Write out every single entry exactly.

--- SUPPLIED RECORDS ---

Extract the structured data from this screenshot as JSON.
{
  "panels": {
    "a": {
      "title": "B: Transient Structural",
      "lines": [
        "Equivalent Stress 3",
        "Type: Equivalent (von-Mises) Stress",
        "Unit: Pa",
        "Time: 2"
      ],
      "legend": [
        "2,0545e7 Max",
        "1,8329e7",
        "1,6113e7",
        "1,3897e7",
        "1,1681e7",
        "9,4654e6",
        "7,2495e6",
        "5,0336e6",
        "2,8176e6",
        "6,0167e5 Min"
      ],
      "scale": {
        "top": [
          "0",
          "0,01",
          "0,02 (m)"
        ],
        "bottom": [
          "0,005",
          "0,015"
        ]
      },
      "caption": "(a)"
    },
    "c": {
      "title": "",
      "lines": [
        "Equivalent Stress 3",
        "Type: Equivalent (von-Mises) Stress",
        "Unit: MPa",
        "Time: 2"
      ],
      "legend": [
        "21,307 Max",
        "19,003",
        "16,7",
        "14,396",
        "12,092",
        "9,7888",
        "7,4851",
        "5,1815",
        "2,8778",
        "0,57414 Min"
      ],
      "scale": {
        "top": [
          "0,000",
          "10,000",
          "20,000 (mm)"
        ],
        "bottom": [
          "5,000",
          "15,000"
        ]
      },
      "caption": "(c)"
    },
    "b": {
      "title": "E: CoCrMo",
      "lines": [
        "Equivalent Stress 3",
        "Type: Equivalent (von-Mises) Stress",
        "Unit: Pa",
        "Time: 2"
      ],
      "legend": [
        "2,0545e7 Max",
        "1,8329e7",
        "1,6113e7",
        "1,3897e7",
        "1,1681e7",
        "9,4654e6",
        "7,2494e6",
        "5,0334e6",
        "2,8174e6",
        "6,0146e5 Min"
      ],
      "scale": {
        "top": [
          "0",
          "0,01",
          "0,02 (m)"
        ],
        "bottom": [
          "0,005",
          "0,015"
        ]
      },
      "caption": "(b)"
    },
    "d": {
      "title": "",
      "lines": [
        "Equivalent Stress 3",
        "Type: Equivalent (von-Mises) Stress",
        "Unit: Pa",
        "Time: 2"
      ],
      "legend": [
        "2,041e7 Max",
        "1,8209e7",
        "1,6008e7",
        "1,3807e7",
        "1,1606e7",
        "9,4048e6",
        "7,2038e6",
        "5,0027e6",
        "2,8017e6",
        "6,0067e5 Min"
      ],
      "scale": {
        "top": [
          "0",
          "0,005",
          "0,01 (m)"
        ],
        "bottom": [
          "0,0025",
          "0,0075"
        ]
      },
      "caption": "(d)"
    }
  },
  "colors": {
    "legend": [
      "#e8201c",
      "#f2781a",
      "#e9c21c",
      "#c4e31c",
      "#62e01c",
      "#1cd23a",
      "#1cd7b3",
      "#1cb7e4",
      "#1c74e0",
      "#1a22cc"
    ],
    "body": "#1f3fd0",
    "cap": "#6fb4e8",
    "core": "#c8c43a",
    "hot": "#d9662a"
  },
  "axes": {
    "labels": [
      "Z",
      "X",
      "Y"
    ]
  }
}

---

### RESULT
Extract the structured data from this screenshot as JSON.
{
  "panels": {
    "a": {
      "title": "B: Transient Structural",
      "lines": [
        "Equivalent Stress 3",
        "Type: Equivalent (von-Mises) Stress",
        "Unit: Pa",
        "Time: 2"
      ],
      "legend": [
        "2,0545e7 Max",
        "1,8329e7",
        "1,6113e7",
        "1,3897e7",
        "1,1681e7",
        "9,4654e6",
        "7,2495e6",
        "5,0336e6",
        "2,8176e6",
        "6,0167e5 Min"
      ],
      "scale": {
        "top": [
          "0",
          "0,01",
          "0,02 (m)"
        ],
        "bottom": [
          "0,005",
          "0,015"
        ]
      },
      "caption": "(a)"
    },
    "c": {
      "title": "",
      "lines": [
        "Equivalent Stress 3",
        "Type: Equivalent (von-Mises) Stress",
        "Unit: MPa",
        "Time: 2"
      ],
      "legend": [
        "21,307 Max",
        "19,003",
        "16,7",
        "14,396",
        "12,092",
        "9,7888",
        "7,4851",
        "5,1815",
        "2,8778",
        "0,57414 Min"
      ],
      "scale": {
        "top": [
          "0,000",
          "10,000",
          "20,000 (mm)"
        ],
        "bottom": [
          "5,000",
          "15,000"
        ]
      },
      "caption": "(c)"
    },
    "b": {
      "title": "E: CoCrMo",
      "lines": [
        "Equivalent Stress 3",
        "Type: Equivalent (von-Mises) Stress",
        "Unit: Pa",
        "Time: 2"
      ],
      "legend": [
        "2,0545e7 Max",
        "1,8329e7",
        "1,6113e7",
        "1,3897e7",
        "1,1681e7",
        "9,4654e6",
        "7,2494e6",
        "5,0334e6",
        "2,8174e6",
        "6,0146e5 Min"
      ],
      "scale": {
        "top": [
          "0",
          "0,01",
          "0,02 (m)"
        ],
        "bottom": [
          "0,005",
          "0,015"
        ]
      },
      "caption": "(b)"
    },
    "d": {
      "title": "",
      "lines": [
        "Equivalent Stress 3",
        "Type: Equivalent (von-Mises) Stress",
        "Unit: Pa",
        "Time: 2"
      ],
      "legend": [
        "2,041e7 Max",
        "1,8209e7",
        "1,6008e7",
        "1,3807e7",
        "1,1606e7",
        "9,4048e6",
        "7,2038e6",
        "5,0027e6",
        "2,8017e6",
        "6,0067e5 Min"
      ],
      "scale": {
        "top": [
          "0",
          "0,005",
          "0,01 (m)"
        ],
        "bottom": [
          "0,0025",
          "0,0075"
        ]
      },
      "caption": "(d)"
    }
  },
  "colors": {
    "legend": [
      "#e8201c",
      "#f2781a",
      "#e9c21c",
      "#c4e31c",
      "#62e01c",
      "#1cd23a",
      "#1cd7b3",
      "#1cb7e4",
      "#1c74e0",
      "#1a22cc"
    ],
    "body": "#1f3fd0",
    "cap": "#6fb4e8",
    "core": "#c8c43a",
    "hot": "#d9662a"
  },
  "axes": {
    "labels": [
      "Z",
      "X",
      "Y"
    ]
  }
}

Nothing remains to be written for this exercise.